Tasks for this exercise
1 > Please rewrite the León passage, beginning at the words "It was a great" and stopping after "many familiar faces.", with "microbrew" replaced by "brewpub".
2 > Continue the León passage from its final sentence.

Given text
# # # # # # #

Last time I came through León it was only a week ago. But it feels so incredibly far away. At least a month ago. I didn’t explore the city last, because my train got in too late. So when the girls asked me to meet them, I decided it would be an excellent break, a chance to explore the city I missed, and of course see old friends.
It was a great few days. We saw a bit of the city but mostly just spent time at bars, cafes, and restaurants with people I haven’t seen since the beginning. We ate everything, from local dishes at tapas bars, to pizzas, and sliders at a local microbrew. It’s so strange to see them all again, in my mind I imagined I might never see many of them again. They are all still more or less together, leading a far more social Camino life than I. All that’s changed is a few new additions, a few behind, more injuries, and a bit more drama, as it goes. I simultaneously miss that and feel slight relief at being on my own. I still maintain I made a good decision to continue on. But it did feel so good to see so many familiar faces.

# # # # # # #

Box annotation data
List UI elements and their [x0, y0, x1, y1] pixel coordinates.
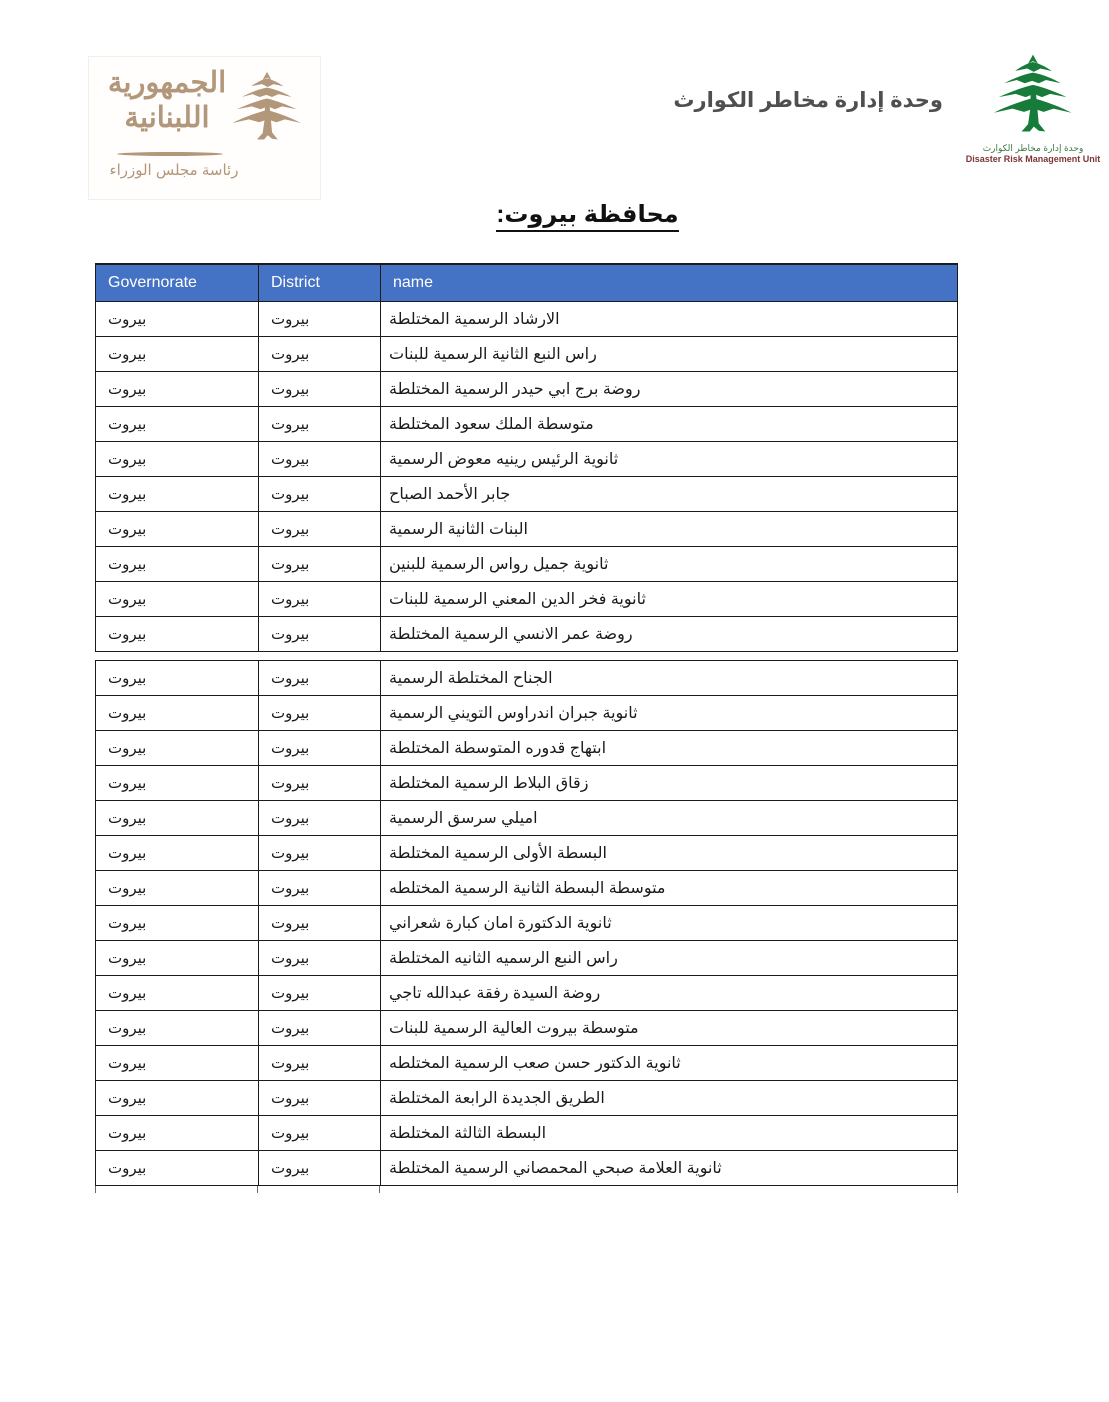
cell-governorate: بيروت: [96, 336, 259, 371]
table-row: [96, 835, 958, 870]
cell-school-name: روضة السيدة رفقة عبدالله تاجي: [381, 975, 958, 1010]
table-header-row: [96, 264, 958, 301]
cell-governorate: بيروت: [96, 1010, 259, 1045]
cell-governorate: بيروت: [96, 800, 259, 835]
republic-logo-top: [107, 65, 303, 151]
table-row: [96, 975, 958, 1010]
table-row: [96, 301, 958, 336]
cell-governorate: بيروت: [96, 441, 259, 476]
cell-district: بيروت: [259, 546, 381, 581]
cell-district: بيروت: [259, 765, 381, 800]
cell-district: بيروت: [259, 975, 381, 1010]
cell-school-name: الطريق الجديدة الرابعة المختلطة: [381, 1080, 958, 1115]
cell-district: بيروت: [259, 616, 381, 651]
table-row: [96, 616, 958, 651]
schools-table-section-1: [95, 263, 958, 652]
cell-district: بيروت: [259, 800, 381, 835]
cell-school-name: ثانوية العلامة صبحي المحمصاني الرسمية المختلطة: [381, 1150, 958, 1185]
table-row: [96, 581, 958, 616]
cell-governorate: بيروت: [96, 546, 259, 581]
republic-calligraphy-line1: الجمهورية: [107, 65, 227, 99]
cell-district: بيروت: [259, 1010, 381, 1045]
cell-school-name: ثانوية الدكتورة امان كبارة شعراني: [381, 905, 958, 940]
cell-district: بيروت: [259, 905, 381, 940]
cell-district: بيروت: [259, 1115, 381, 1150]
cell-governorate: بيروت: [96, 301, 259, 336]
cell-school-name: راس النبع الثانية الرسمية للبنات: [381, 336, 958, 371]
table-row: [96, 511, 958, 546]
cell-governorate: بيروت: [96, 765, 259, 800]
cell-school-name: ثانوية فخر الدين المعني الرسمية للبنات: [381, 581, 958, 616]
cell-governorate: بيروت: [96, 511, 259, 546]
col-header-district: District: [259, 264, 381, 301]
cell-governorate: بيروت: [96, 940, 259, 975]
cell-school-name: جابر الأحمد الصباح: [381, 476, 958, 511]
cell-school-name: ثانوية جميل رواس الرسمية للبنين: [381, 546, 958, 581]
cell-district: بيروت: [259, 371, 381, 406]
cell-district: بيروت: [259, 301, 381, 336]
cell-school-name: اميلي سرسق الرسمية: [381, 800, 958, 835]
republic-calligraphy-line2: اللبنانية: [124, 100, 210, 135]
table-row: [96, 1150, 958, 1185]
cell-governorate: بيروت: [96, 870, 259, 905]
cell-district: بيروت: [259, 441, 381, 476]
cell-district: بيروت: [259, 1150, 381, 1185]
cell-school-name: ثانوية الدكتور حسن صعب الرسمية المختلطه: [381, 1045, 958, 1080]
table-row: [96, 730, 958, 765]
table-row: [96, 905, 958, 940]
cell-school-name: روضة برج ابي حيدر الرسمية المختلطة: [381, 371, 958, 406]
cell-school-name: البسطة الثالثة المختلطة: [381, 1115, 958, 1150]
cell-school-name: راس النبع الرسميه الثانيه المختلطة: [381, 940, 958, 975]
table-row: [96, 660, 958, 695]
cell-district: بيروت: [259, 695, 381, 730]
schools-table: [95, 263, 958, 1194]
cell-school-name: متوسطة الملك سعود المختلطة: [381, 406, 958, 441]
cell-district: بيروت: [259, 835, 381, 870]
cell-district: بيروت: [259, 511, 381, 546]
cell-school-name: متوسطة بيروت العالية الرسمية للبنات: [381, 1010, 958, 1045]
cedar-tree-green-icon: [987, 53, 1079, 143]
cell-governorate: بيروت: [96, 616, 259, 651]
cell-governorate: بيروت: [96, 581, 259, 616]
cell-governorate: بيروت: [96, 660, 259, 695]
table-section-gap: [95, 652, 958, 660]
cell-district: بيروت: [259, 730, 381, 765]
drm-caption-arabic: وحدة إدارة مخاطر الكوارث: [982, 143, 1084, 153]
cell-school-name: ثانوية جبران اندراوس التويني الرسمية: [381, 695, 958, 730]
table-row: [96, 765, 958, 800]
table-row: [96, 940, 958, 975]
cell-school-name: الجناح المختلطة الرسمية: [381, 660, 958, 695]
table-row: [96, 406, 958, 441]
drm-unit-logo: [958, 53, 1108, 166]
cell-school-name: ثانوية الرئيس رينيه معوض الرسمية: [381, 441, 958, 476]
cell-district: بيروت: [259, 870, 381, 905]
cell-governorate: بيروت: [96, 695, 259, 730]
cell-district: بيروت: [259, 581, 381, 616]
cell-governorate: بيروت: [96, 835, 259, 870]
cell-school-name: متوسطة البسطة الثانية الرسمية المختلطه: [381, 870, 958, 905]
table-row: [96, 1080, 958, 1115]
cell-school-name: البسطة الأولى الرسمية المختلطة: [381, 835, 958, 870]
cell-district: بيروت: [259, 660, 381, 695]
table-row: [96, 800, 958, 835]
next-page-row-stubs: [95, 1186, 958, 1194]
drm-unit-title: وحدة إدارة مخاطر الكوارث: [673, 89, 943, 112]
cell-governorate: بيروت: [96, 1045, 259, 1080]
cell-district: بيروت: [259, 406, 381, 441]
table-row: [96, 441, 958, 476]
table-row: [96, 336, 958, 371]
cedar-tree-tan-icon: [231, 69, 303, 151]
table-row: [96, 1045, 958, 1080]
cell-governorate: بيروت: [96, 476, 259, 511]
drm-caption-english: Disaster Risk Management Unit: [965, 154, 1101, 165]
cell-school-name: زقاق البلاط الرسمية المختلطة: [381, 765, 958, 800]
lebanese-republic-logo: [88, 56, 321, 200]
logo-divider-swoosh: [117, 152, 223, 156]
page-title: محافظة بيروت:: [0, 193, 1109, 232]
col-header-governorate: Governorate: [96, 264, 259, 301]
cell-governorate: بيروت: [96, 1080, 259, 1115]
table-row: [96, 546, 958, 581]
cell-governorate: بيروت: [96, 406, 259, 441]
council-of-ministers-label: رئاسة مجلس الوزراء: [109, 162, 239, 179]
col-header-name: name: [381, 264, 958, 301]
table-row: [96, 1115, 958, 1150]
cell-governorate: بيروت: [96, 730, 259, 765]
cell-school-name: ابتهاج قدوره المتوسطة المختلطة: [381, 730, 958, 765]
table-row: [96, 1010, 958, 1045]
cell-district: بيروت: [259, 1080, 381, 1115]
cell-governorate: بيروت: [96, 975, 259, 1010]
cell-district: بيروت: [259, 940, 381, 975]
cell-district: بيروت: [259, 1045, 381, 1080]
cell-governorate: بيروت: [96, 371, 259, 406]
cell-governorate: بيروت: [96, 1150, 259, 1185]
republic-calligraphy: [107, 65, 227, 136]
table-row: [96, 870, 958, 905]
table-row: [96, 476, 958, 511]
cell-district: بيروت: [259, 336, 381, 371]
cell-district: بيروت: [259, 476, 381, 511]
cell-school-name: البنات الثانية الرسمية: [381, 511, 958, 546]
cell-school-name: روضة عمر الانسي الرسمية المختلطة: [381, 616, 958, 651]
schools-table-section-2: [95, 660, 958, 1186]
table-row: [96, 695, 958, 730]
cell-governorate: بيروت: [96, 905, 259, 940]
cell-school-name: الارشاد الرسمية المختلطة: [381, 301, 958, 336]
cell-governorate: بيروت: [96, 1115, 259, 1150]
table-row: [96, 371, 958, 406]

# # # # # # #

Answers to the tasks
1 >
It was a great few days. We saw a bit of the city but mostly just spent time at bars, cafes, and restaurants with people I haven’t seen since the beginning. We ate everything, from local dishes at tapas bars, to pizzas, and sliders at a local brewpub. It’s so strange to see them all again, in my mind I imagined I might never see many of them again. They are all still more or less together, leading a far more social Camino life than I. All that’s changed is a few new additions, a few behind, more injuries, and a bit more drama, as it goes. I simultaneously miss that and feel slight relief at being on my own. I still maintain I made a good decision to continue on. But it did feel so good to see so many familiar faces.

2 >
I realized for the first time that this adventure is rapidly coming to an end. A quick train ride and I’m four walking days away from Santiago. After this break my body feels great, and I’m ready to get back on the trail. I know, when I reach Santiago I won’t want it to end. But will also be ready to go home. I only planned for this for a few months, I can only imagine what must be going through the minds of those who planned for years, for whom this was a lifelong dream.
For a lot of hikers, around now they realize that this long, and often painful, but also deliriously joyful experience is about to end. For many I know, they don’t want to go home because they had left something less ideal, looking for answers or getting away. To go home is to face real life again, not this small Camino world we all live in. Where simplicity and companion ships are the anchors to your day. For me, this isn’t true. Home is a joyful, easy place to be, even if it isn’t full of constant new experiences. But I can completely see why it’s so addictive, and how for some, despite a lot of pain and struggle, that there’s nowhere else they’d rather be. It’s impossible to explain this place, it’s so unlike anything I’ve ever done. And I’m so incredibly glad I pushed myself to do it.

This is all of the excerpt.